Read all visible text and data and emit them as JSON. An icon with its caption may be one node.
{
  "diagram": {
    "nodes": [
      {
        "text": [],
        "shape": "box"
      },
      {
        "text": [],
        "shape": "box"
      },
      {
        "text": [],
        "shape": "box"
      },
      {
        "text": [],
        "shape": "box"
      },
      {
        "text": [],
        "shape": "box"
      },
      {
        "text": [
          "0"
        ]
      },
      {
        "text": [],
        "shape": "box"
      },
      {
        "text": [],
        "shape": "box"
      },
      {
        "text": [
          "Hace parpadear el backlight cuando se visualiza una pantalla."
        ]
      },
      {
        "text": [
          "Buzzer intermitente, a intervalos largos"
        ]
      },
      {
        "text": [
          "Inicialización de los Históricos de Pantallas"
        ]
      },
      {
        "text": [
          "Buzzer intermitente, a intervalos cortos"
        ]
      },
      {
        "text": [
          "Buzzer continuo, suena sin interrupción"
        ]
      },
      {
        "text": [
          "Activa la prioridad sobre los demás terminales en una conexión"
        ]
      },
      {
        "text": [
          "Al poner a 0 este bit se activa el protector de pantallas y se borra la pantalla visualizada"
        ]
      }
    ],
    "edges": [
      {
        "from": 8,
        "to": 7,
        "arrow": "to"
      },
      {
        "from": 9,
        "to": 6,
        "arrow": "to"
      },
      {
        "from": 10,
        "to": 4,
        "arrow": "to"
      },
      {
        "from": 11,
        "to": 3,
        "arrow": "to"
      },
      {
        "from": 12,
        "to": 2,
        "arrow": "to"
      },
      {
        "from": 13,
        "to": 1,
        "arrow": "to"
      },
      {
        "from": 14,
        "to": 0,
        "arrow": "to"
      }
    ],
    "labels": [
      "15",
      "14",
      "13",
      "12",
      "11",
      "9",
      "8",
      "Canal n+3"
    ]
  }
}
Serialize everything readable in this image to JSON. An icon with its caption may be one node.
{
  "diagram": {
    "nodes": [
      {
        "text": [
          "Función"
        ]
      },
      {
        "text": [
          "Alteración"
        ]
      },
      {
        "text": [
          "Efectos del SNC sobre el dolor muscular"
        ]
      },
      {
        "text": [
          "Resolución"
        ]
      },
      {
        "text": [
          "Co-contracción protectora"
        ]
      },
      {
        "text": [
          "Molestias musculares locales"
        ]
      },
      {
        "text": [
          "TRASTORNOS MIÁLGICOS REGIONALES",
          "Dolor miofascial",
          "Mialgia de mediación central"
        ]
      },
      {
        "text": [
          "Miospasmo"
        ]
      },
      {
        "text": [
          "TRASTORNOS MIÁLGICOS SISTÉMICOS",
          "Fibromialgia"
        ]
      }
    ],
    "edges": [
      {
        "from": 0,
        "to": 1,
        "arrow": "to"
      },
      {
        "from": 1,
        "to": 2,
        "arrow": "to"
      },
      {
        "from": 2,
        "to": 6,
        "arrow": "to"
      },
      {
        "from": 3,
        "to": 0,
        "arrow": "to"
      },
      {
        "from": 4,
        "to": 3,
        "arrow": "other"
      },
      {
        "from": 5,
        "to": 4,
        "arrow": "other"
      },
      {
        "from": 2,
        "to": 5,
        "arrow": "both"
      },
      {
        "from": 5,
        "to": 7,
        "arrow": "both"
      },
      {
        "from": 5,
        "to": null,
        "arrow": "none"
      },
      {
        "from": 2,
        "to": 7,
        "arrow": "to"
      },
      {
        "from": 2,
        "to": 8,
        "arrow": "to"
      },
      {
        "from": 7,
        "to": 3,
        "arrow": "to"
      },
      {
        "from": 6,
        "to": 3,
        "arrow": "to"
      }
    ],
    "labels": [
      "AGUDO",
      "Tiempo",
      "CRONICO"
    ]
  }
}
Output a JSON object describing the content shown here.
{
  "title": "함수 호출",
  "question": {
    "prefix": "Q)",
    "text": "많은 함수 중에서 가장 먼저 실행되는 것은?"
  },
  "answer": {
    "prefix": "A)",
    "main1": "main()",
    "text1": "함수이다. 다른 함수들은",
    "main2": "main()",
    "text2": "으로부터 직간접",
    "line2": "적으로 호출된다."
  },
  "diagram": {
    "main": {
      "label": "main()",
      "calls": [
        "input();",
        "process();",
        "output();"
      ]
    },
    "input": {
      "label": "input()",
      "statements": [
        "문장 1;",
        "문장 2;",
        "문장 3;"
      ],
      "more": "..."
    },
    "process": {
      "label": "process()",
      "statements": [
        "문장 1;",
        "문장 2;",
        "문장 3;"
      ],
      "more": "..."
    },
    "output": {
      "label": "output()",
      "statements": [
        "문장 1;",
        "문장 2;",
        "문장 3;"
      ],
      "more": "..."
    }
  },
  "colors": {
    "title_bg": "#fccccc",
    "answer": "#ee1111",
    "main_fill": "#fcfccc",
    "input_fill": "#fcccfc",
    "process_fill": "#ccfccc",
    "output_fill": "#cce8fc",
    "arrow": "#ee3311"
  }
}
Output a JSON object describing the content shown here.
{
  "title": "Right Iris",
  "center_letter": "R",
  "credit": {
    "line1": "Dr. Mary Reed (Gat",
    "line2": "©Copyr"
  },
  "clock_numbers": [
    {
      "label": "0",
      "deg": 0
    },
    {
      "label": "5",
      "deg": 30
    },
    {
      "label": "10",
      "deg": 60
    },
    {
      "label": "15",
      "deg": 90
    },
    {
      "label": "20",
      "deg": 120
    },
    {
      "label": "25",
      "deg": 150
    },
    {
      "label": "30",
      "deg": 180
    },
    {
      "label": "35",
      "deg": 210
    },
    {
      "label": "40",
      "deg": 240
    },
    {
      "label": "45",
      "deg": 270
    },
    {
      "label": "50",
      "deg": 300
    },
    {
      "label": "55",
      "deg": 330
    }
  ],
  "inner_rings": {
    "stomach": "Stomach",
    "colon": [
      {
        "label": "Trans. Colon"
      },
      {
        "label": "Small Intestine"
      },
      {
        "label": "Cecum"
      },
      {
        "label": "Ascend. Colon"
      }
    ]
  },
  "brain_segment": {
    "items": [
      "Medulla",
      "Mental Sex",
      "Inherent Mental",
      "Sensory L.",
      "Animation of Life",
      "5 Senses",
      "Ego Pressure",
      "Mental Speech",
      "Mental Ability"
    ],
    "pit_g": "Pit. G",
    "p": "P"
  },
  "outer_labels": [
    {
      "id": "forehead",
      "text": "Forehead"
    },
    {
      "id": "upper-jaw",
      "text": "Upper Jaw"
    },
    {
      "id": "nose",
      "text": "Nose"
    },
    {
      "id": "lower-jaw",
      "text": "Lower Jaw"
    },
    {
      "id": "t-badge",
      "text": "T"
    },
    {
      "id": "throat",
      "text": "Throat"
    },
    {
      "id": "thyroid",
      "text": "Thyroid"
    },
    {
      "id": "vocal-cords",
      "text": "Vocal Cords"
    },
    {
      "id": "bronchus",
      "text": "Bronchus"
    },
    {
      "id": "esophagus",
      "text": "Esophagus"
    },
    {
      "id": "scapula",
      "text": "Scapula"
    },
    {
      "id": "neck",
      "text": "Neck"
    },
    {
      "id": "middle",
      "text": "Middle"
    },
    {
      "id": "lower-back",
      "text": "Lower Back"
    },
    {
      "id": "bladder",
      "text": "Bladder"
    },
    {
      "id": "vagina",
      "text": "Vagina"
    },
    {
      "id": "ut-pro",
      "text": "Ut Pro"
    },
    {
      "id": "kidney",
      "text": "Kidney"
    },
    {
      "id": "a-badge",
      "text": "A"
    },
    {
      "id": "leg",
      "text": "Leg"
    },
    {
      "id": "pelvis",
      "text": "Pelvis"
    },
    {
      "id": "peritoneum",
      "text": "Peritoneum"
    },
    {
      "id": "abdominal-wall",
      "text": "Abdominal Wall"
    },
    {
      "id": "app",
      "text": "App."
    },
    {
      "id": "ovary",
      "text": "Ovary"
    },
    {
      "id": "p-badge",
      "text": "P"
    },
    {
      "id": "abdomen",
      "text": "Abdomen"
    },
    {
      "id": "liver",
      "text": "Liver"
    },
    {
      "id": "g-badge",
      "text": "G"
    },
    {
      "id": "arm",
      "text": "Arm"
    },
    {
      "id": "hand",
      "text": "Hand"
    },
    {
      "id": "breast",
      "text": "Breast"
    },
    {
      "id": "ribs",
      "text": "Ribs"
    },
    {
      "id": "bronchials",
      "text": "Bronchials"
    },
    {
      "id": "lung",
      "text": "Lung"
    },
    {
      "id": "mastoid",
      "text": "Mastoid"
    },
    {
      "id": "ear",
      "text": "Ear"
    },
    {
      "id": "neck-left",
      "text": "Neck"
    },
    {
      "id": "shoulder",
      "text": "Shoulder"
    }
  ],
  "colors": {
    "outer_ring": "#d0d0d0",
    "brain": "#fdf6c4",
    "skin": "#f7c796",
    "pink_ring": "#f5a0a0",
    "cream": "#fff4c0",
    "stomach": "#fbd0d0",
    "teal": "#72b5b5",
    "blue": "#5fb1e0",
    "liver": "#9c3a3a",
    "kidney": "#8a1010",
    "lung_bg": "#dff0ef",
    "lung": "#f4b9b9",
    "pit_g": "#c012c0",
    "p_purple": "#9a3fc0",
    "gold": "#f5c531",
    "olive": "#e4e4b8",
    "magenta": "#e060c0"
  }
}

Do this:
Select and copy each line from the data that includes the word "Mental".

Answer for the task:
      "Mental Sex",
      "Inherent Mental",
      "Mental Speech",
      "Mental Ability"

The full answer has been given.